Tally up the lines below that include the word "工程施工总结范文". Answer with the number alone.
|---|
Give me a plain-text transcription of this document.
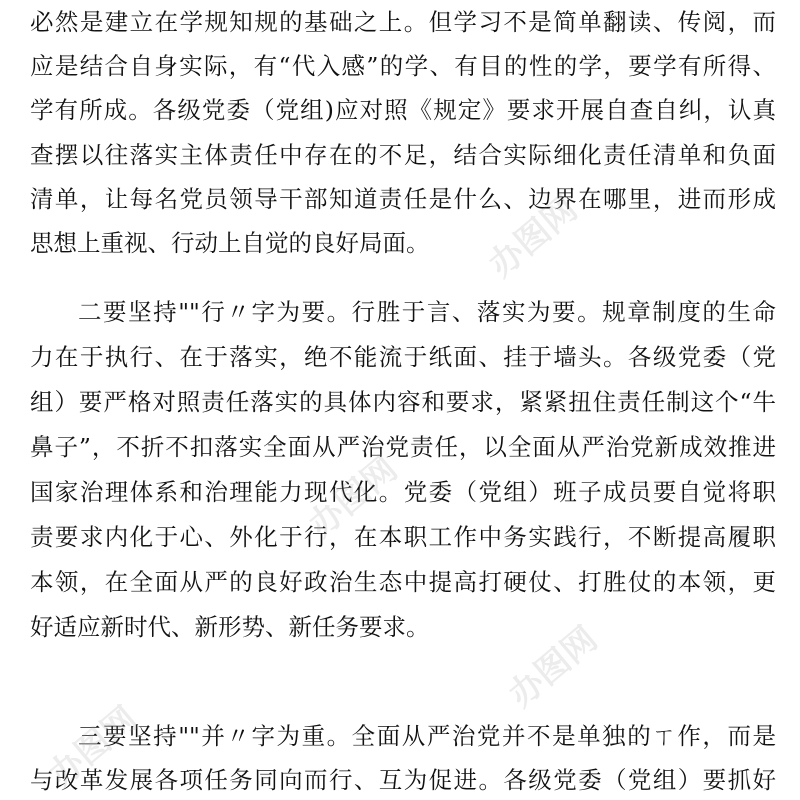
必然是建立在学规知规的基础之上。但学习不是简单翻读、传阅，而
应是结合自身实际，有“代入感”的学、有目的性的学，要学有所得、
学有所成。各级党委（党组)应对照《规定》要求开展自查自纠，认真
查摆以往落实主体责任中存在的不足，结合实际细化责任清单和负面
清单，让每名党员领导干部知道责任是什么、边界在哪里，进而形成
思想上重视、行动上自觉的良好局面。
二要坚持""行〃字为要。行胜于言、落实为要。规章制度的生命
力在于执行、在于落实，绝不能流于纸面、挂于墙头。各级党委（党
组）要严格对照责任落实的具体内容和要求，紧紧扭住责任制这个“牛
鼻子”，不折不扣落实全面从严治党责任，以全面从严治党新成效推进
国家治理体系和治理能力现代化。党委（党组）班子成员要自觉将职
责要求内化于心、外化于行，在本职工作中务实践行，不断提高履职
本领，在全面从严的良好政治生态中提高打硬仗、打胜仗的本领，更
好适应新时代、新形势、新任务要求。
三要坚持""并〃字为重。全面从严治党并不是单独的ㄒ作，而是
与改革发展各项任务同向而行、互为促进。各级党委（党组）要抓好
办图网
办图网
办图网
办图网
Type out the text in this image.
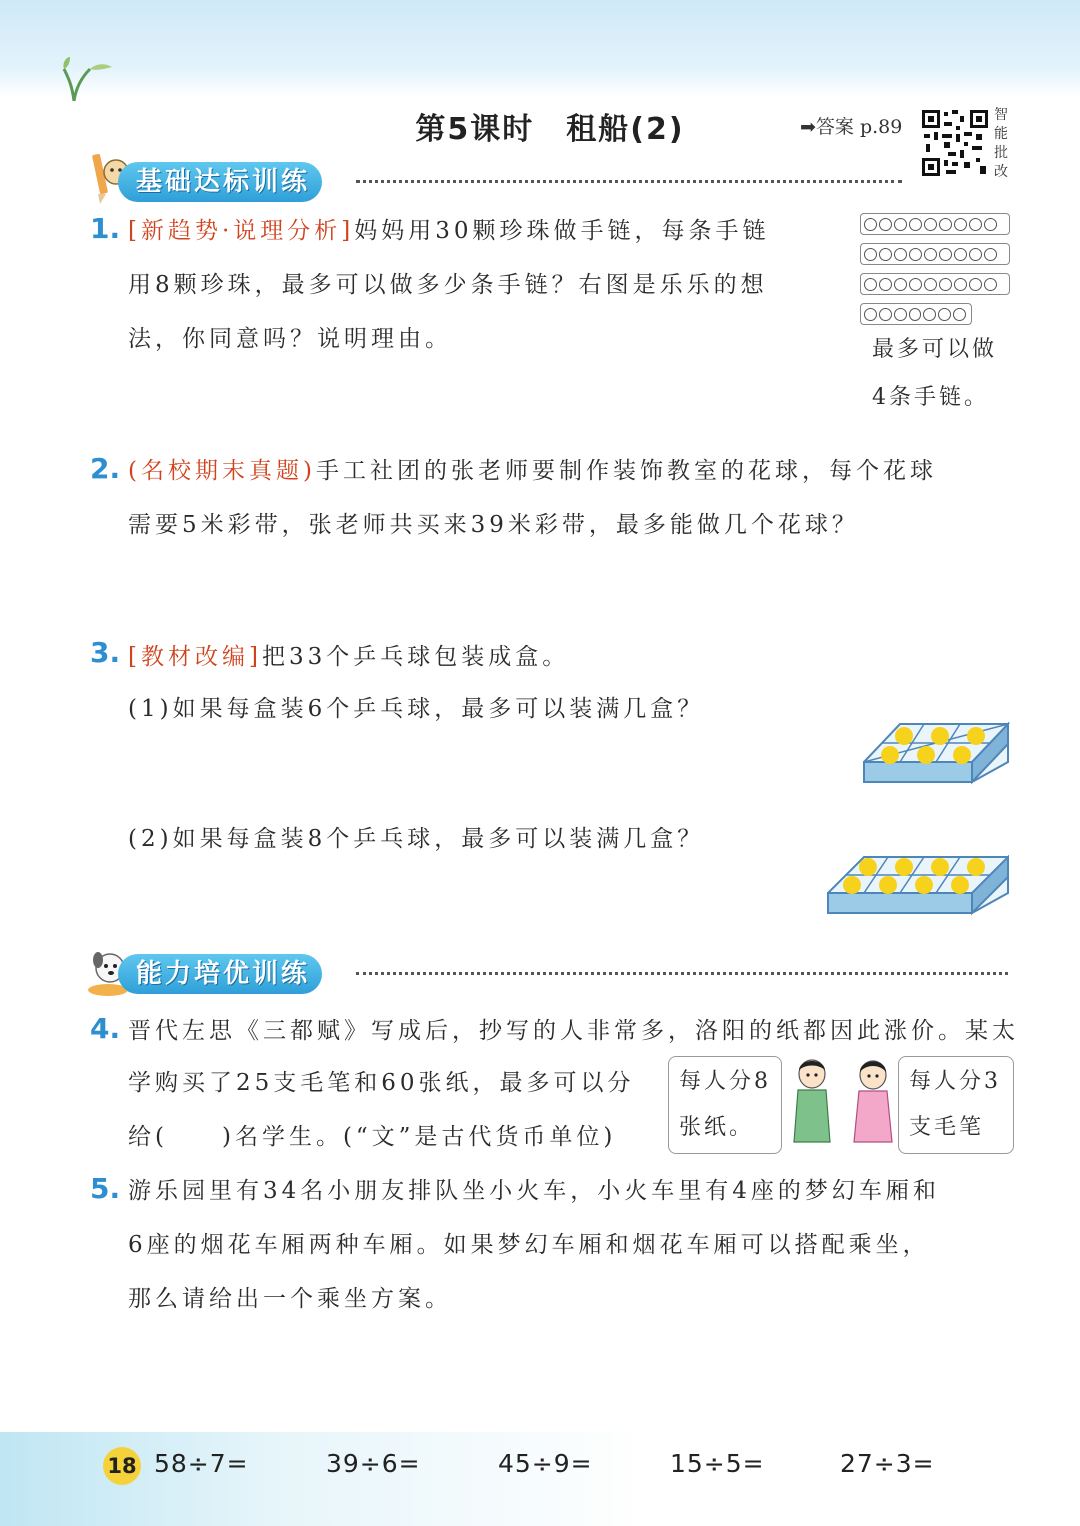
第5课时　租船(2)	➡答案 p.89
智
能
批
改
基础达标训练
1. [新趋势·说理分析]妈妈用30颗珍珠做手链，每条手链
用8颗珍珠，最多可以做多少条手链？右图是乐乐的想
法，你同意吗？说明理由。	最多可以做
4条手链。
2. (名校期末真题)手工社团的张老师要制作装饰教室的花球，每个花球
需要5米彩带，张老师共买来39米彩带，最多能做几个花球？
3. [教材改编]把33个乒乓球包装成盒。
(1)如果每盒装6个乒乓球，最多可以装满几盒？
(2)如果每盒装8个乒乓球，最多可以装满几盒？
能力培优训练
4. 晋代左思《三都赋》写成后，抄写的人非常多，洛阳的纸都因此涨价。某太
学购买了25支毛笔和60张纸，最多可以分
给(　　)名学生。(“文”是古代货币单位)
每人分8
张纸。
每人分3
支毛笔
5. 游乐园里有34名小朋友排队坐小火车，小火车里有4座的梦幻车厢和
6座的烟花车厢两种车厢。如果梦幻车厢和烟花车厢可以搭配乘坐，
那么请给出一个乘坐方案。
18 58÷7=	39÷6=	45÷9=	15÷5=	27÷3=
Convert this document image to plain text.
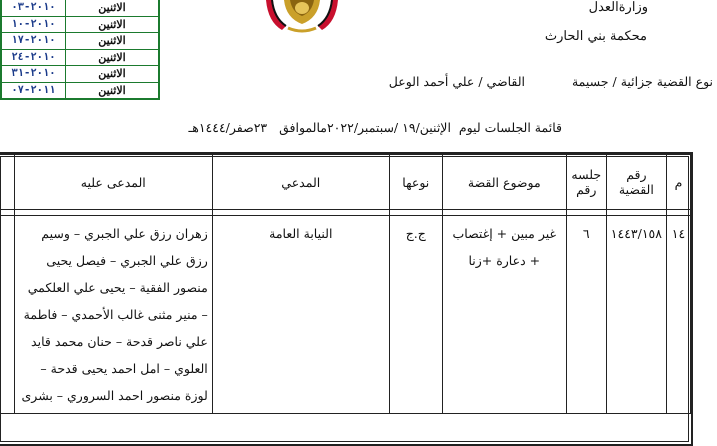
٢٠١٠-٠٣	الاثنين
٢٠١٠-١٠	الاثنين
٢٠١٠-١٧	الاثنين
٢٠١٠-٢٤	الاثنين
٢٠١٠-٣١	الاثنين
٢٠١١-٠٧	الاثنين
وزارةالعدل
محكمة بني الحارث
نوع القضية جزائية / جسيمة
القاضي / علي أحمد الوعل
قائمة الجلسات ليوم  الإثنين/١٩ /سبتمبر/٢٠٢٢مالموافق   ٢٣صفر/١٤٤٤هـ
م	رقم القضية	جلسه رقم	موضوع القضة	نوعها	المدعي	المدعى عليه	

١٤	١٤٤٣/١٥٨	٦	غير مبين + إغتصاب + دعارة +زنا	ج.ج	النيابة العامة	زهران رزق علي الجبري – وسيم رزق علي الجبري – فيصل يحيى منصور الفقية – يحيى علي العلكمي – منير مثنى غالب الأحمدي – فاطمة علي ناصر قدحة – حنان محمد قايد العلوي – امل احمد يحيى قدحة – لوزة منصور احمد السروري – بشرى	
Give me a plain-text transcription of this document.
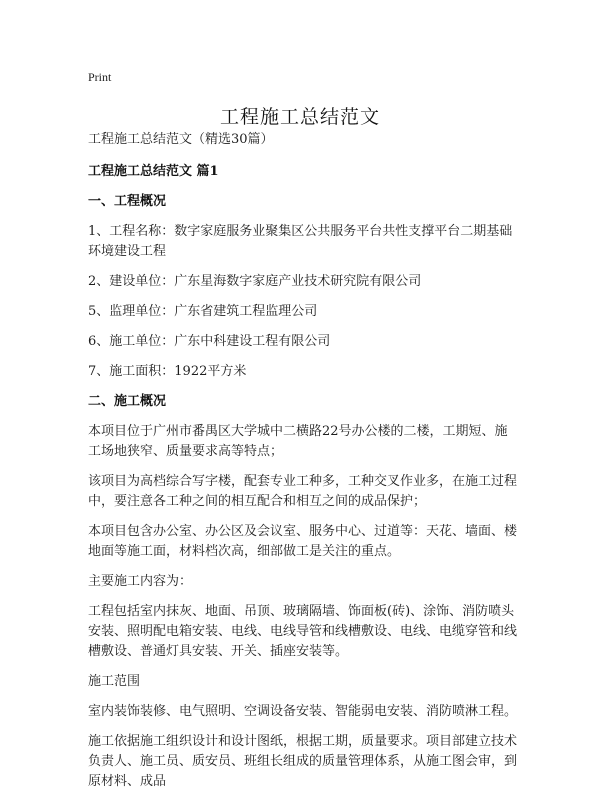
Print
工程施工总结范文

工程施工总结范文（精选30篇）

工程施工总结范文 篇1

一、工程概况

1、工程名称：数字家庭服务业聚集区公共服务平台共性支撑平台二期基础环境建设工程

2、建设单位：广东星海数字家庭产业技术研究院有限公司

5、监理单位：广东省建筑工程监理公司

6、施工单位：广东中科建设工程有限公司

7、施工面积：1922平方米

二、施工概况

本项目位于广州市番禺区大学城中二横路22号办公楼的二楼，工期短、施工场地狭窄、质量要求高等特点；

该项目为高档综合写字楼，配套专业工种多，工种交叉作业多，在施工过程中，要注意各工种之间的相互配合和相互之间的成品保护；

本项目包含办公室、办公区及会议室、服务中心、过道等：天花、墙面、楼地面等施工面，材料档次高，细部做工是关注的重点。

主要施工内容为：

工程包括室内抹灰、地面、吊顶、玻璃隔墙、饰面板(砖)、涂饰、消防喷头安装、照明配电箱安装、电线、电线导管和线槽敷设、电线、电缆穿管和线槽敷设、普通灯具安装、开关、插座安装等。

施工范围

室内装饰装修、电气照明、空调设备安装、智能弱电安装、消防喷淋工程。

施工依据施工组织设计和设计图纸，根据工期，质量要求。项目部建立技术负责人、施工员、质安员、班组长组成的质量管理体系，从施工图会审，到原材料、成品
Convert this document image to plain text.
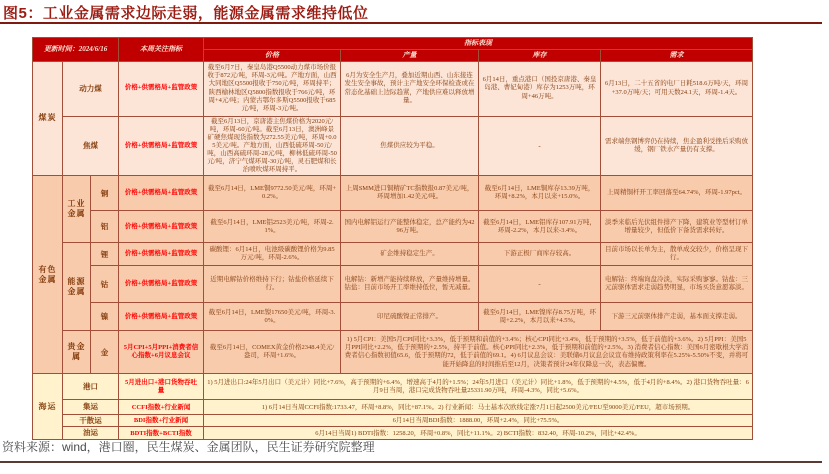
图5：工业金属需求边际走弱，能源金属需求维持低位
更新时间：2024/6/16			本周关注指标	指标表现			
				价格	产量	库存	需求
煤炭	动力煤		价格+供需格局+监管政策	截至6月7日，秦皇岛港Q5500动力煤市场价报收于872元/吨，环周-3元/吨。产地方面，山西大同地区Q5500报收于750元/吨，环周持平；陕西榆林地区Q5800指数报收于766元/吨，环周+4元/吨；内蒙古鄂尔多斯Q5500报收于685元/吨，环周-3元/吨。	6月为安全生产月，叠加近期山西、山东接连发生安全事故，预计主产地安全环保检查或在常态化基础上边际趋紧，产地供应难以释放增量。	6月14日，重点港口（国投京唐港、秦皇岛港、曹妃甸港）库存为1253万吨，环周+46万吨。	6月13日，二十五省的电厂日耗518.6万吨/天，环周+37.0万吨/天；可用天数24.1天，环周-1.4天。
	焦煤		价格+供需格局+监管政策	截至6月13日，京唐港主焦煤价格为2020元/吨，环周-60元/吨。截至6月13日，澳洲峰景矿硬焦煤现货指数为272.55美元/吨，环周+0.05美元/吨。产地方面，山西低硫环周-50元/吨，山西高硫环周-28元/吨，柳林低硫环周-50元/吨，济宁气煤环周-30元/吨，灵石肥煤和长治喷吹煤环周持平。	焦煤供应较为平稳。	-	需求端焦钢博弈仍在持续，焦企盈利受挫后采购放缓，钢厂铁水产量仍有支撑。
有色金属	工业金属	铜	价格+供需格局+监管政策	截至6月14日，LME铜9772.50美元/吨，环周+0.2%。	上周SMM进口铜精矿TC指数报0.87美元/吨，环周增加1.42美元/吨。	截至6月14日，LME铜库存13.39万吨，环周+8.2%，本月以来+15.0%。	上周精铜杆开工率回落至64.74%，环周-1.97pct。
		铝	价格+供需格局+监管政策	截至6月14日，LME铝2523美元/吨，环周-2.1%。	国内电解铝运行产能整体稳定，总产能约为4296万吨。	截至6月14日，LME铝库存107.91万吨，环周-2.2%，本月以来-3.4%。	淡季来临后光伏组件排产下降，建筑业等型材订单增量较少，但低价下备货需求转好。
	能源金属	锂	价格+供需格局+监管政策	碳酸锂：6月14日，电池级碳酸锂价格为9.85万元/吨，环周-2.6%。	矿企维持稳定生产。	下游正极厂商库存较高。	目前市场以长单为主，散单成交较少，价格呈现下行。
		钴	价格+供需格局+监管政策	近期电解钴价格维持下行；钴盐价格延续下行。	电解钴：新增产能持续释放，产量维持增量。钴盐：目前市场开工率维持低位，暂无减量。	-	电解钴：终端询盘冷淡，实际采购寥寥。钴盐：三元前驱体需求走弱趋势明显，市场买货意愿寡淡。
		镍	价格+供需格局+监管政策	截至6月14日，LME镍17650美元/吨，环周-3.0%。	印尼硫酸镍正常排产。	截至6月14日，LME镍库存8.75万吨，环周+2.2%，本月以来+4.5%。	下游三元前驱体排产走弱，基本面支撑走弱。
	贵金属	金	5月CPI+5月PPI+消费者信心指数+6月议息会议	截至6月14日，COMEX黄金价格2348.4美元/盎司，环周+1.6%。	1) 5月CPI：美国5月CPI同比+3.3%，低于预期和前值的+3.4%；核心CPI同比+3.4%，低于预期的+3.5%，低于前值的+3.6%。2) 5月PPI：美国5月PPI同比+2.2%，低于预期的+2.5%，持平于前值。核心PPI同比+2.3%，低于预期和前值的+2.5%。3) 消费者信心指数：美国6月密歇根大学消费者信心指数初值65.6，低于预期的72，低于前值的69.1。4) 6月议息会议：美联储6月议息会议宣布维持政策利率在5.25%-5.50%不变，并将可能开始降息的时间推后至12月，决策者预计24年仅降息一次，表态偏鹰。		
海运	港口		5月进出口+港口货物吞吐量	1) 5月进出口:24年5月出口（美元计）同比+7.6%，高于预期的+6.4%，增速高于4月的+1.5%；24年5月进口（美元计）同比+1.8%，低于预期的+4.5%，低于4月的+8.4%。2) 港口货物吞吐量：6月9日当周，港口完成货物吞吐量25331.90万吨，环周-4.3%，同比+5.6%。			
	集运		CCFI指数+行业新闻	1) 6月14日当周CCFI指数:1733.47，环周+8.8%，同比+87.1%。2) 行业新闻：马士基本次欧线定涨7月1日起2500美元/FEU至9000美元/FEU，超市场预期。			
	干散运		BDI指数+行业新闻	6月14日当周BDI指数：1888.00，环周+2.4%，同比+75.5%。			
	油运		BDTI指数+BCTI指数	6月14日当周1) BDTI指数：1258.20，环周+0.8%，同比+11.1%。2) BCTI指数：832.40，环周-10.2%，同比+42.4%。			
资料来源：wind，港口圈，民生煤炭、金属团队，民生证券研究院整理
|---|
▶ SOLUTION
3